> [Exercise requirements]: Reproduce the data below line for line, without changing anything.

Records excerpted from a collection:
※
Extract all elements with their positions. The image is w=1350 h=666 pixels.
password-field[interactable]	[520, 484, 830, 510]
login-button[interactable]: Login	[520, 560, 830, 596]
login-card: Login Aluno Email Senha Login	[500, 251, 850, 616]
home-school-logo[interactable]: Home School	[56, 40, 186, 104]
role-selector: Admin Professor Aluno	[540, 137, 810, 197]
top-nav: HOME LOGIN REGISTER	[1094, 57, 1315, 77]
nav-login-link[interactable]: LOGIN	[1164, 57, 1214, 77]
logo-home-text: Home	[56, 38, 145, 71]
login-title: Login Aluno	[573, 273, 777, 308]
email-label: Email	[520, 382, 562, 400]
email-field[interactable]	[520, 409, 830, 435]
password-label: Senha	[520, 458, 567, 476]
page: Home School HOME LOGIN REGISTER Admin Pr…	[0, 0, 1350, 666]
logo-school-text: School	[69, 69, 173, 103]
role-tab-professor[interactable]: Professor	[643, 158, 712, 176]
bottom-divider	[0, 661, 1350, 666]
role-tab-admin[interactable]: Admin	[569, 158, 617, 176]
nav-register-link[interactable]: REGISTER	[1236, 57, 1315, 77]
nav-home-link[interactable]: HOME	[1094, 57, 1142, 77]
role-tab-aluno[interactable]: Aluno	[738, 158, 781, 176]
※
> [Final answer]:
Extract all elements with their positions. The image is w=1350 h=666 pixels.
password-field[interactable]	[520, 484, 830, 510]
login-button[interactable]: Login	[520, 560, 830, 596]
login-card: Login Aluno Email Senha Login	[500, 251, 850, 616]
home-school-logo[interactable]: Home School	[56, 40, 186, 104]
role-selector: Admin Professor Aluno	[540, 137, 810, 197]
top-nav: HOME LOGIN REGISTER	[1094, 57, 1315, 77]
nav-login-link[interactable]: LOGIN	[1164, 57, 1214, 77]
logo-home-text: Home	[56, 38, 145, 71]
login-title: Login Aluno	[573, 273, 777, 308]
email-label: Email	[520, 382, 562, 400]
email-field[interactable]	[520, 409, 830, 435]
password-label: Senha	[520, 458, 567, 476]
page: Home School HOME LOGIN REGISTER Admin Pr…	[0, 0, 1350, 666]
logo-school-text: School	[69, 69, 173, 103]
role-tab-professor[interactable]: Professor	[643, 158, 712, 176]
bottom-divider	[0, 661, 1350, 666]
role-tab-admin[interactable]: Admin	[569, 158, 617, 176]
nav-register-link[interactable]: REGISTER	[1236, 57, 1315, 77]
nav-home-link[interactable]: HOME	[1094, 57, 1142, 77]
role-tab-aluno[interactable]: Aluno	[738, 158, 781, 176]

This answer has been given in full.